- **Short task**
Will you output all of the data below exactly, omitting the images?

Records contained in a dataset
§
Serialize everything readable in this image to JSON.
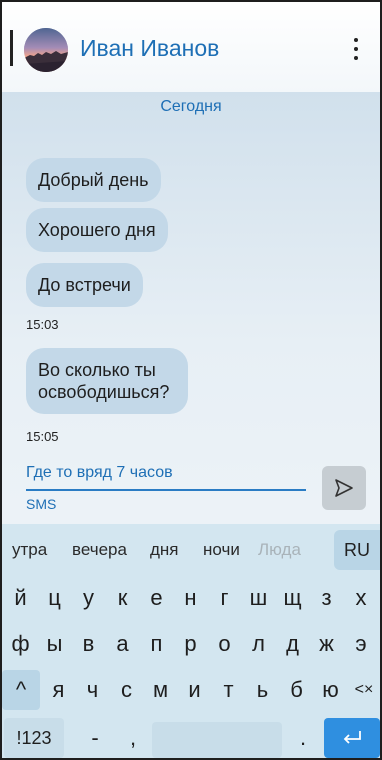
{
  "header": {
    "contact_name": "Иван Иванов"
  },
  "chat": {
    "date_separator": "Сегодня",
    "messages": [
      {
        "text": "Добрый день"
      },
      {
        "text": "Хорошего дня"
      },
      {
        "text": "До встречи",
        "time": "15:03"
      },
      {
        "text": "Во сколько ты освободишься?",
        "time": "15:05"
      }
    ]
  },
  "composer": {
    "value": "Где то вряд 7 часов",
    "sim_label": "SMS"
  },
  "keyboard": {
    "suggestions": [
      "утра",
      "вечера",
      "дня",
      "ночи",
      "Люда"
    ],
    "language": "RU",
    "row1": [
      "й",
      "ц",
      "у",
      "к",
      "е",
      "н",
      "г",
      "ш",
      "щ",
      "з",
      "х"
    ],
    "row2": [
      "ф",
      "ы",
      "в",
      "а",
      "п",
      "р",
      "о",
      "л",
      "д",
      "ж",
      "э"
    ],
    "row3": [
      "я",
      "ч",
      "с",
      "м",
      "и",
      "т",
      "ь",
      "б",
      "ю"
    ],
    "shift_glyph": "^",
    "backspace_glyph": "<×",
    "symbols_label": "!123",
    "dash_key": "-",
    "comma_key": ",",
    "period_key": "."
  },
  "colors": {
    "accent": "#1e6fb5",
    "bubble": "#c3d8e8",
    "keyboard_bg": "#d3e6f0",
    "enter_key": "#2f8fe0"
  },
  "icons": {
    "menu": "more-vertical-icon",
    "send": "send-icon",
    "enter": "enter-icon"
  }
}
§
- **Output of the exercise**
Serialize everything readable in this image to JSON.
{
  "header": {
    "contact_name": "Иван Иванов"
  },
  "chat": {
    "date_separator": "Сегодня",
    "messages": [
      {
        "text": "Добрый день"
      },
      {
        "text": "Хорошего дня"
      },
      {
        "text": "До встречи",
        "time": "15:03"
      },
      {
        "text": "Во сколько ты освободишься?",
        "time": "15:05"
      }
    ]
  },
  "composer": {
    "value": "Где то вряд 7 часов",
    "sim_label": "SMS"
  },
  "keyboard": {
    "suggestions": [
      "утра",
      "вечера",
      "дня",
      "ночи",
      "Люда"
    ],
    "language": "RU",
    "row1": [
      "й",
      "ц",
      "у",
      "к",
      "е",
      "н",
      "г",
      "ш",
      "щ",
      "з",
      "х"
    ],
    "row2": [
      "ф",
      "ы",
      "в",
      "а",
      "п",
      "р",
      "о",
      "л",
      "д",
      "ж",
      "э"
    ],
    "row3": [
      "я",
      "ч",
      "с",
      "м",
      "и",
      "т",
      "ь",
      "б",
      "ю"
    ],
    "shift_glyph": "^",
    "backspace_glyph": "<×",
    "symbols_label": "!123",
    "dash_key": "-",
    "comma_key": ",",
    "period_key": "."
  },
  "colors": {
    "accent": "#1e6fb5",
    "bubble": "#c3d8e8",
    "keyboard_bg": "#d3e6f0",
    "enter_key": "#2f8fe0"
  },
  "icons": {
    "menu": "more-vertical-icon",
    "send": "send-icon",
    "enter": "enter-icon"
  }
}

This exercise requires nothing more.